Each line that holds the word "such" counts once; report how many lines do so and nothing else.

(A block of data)
****

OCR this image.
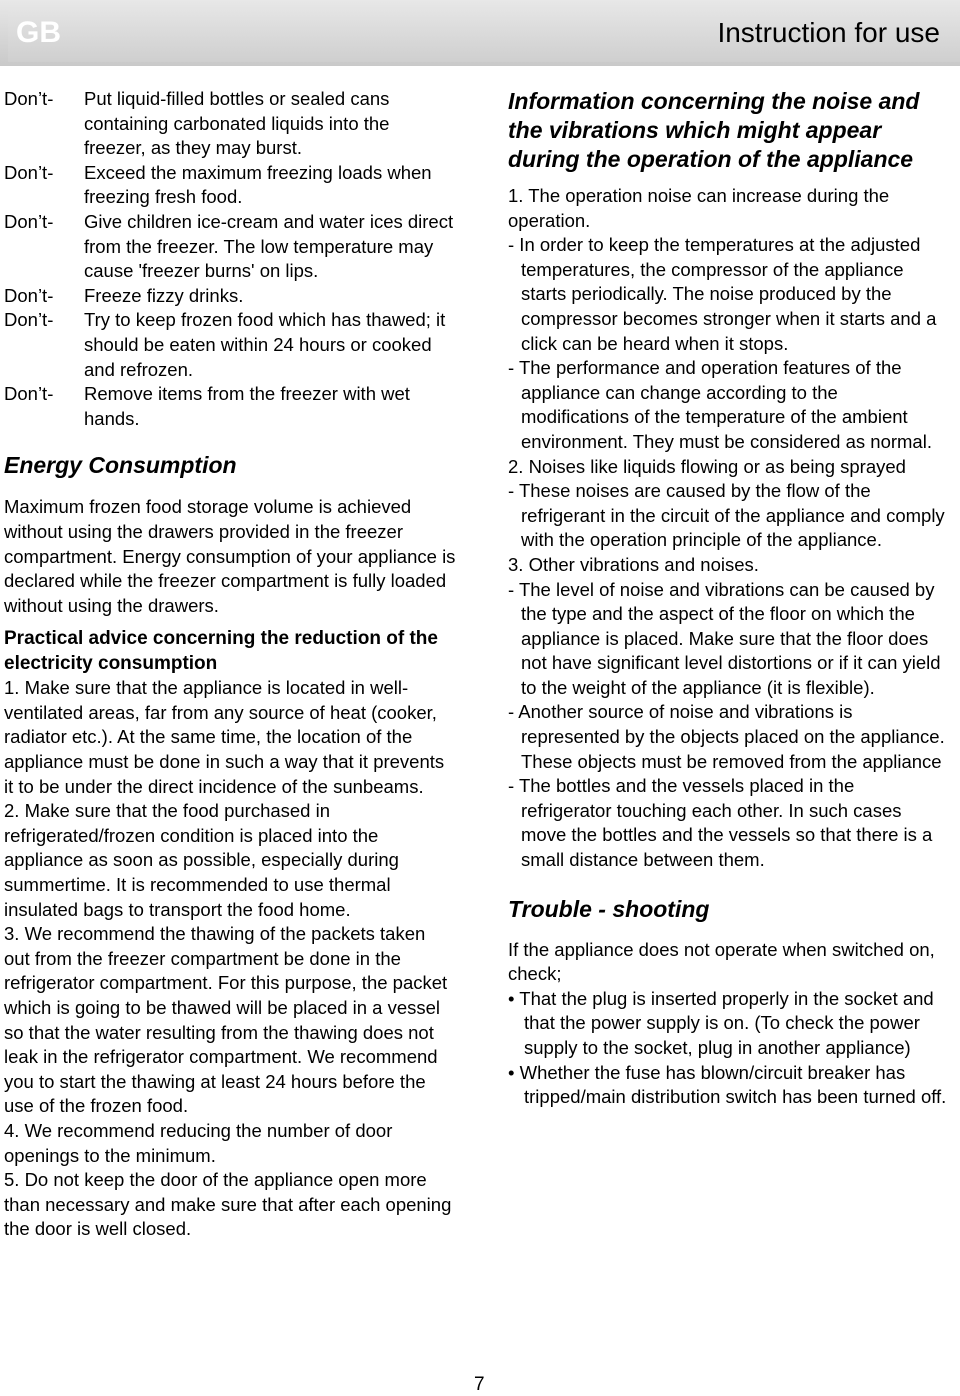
GB	Instruction for use
Don’t-	Put liquid-filled bottles or sealed cans containing carbonated liquids into the freezer, as they may burst.
Don’t-	Exceed the maximum freezing loads when freezing fresh food.
Don’t-	Give children ice-cream and water ices direct from the freezer. The low temperature may cause 'freezer burns' on lips.
Don’t-	Freeze fizzy drinks.
Don’t-	Try to keep frozen food which has thawed; it should be eaten within 24 hours or cooked and refrozen.
Don’t-	Remove items from the freezer with wet hands.
Energy Consumption

Maximum frozen food storage volume is achieved without using the drawers provided in the freezer compartment. Energy consumption of your appliance is declared while the freezer compartment is fully loaded without using the drawers.

Practical advice concerning the reduction of the electricity consumption

1. Make sure that the appliance is located in well-ventilated areas, far from any source of heat (cooker, radiator etc.). At the same time, the location of the appliance must be done in such a way that it prevents it to be under the direct incidence of the sunbeams.

2. Make sure that the food purchased in refrigerated/frozen condition is placed into the appliance as soon as possible, especially during summertime. It is recommended to use thermal insulated bags to transport the food home.

3. We recommend the thawing of the packets taken out from the freezer compartment be done in the refrigerator compartment. For this purpose, the packet which is going to be thawed will be placed in a vessel so that the water resulting from the thawing does not leak in the refrigerator compartment. We recommend you to start the thawing at least 24 hours before the use of the frozen food.

4. We recommend reducing the number of door openings to the minimum.

5. Do not keep the door of the appliance open more than necessary and make sure that after each opening the door is well closed.

Information concerning the noise and the vibrations which might appear during the operation of the appliance

1. The operation noise can increase during the operation.

- In order to keep the temperatures at the adjusted temperatures, the compressor of the appliance starts periodically. The noise produced by the compressor becomes stronger when it starts and a click can be heard when it stops.

- The performance and operation features of the appliance can change according to the modifications of the temperature of the ambient environment. They must be considered as normal.

2. Noises like liquids flowing or as being sprayed

- These noises are caused by the flow of the refrigerant in the circuit of the appliance and comply with the operation principle of the appliance.

3. Other vibrations and noises.

- The level of noise and vibrations can be caused by the type and the aspect of the floor on which the appliance is placed. Make sure that the floor does not have significant level distortions or if it can yield to the weight of the appliance (it is flexible).

- Another source of noise and vibrations is represented by the objects placed on the appliance. These objects must be removed from the appliance

- The bottles and the vessels placed in the refrigerator touching each other. In such cases move the bottles and the vessels so that there is a small distance between them.

Trouble - shooting

If the appliance does not operate when switched on, check;

• That the plug is inserted properly in the socket and that the power supply is on. (To check the power supply to the socket, plug in another appliance)

• Whether the fuse has blown/circuit breaker has tripped/main distribution switch has been turned off.

7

****

• FINISHED EXERCISE
2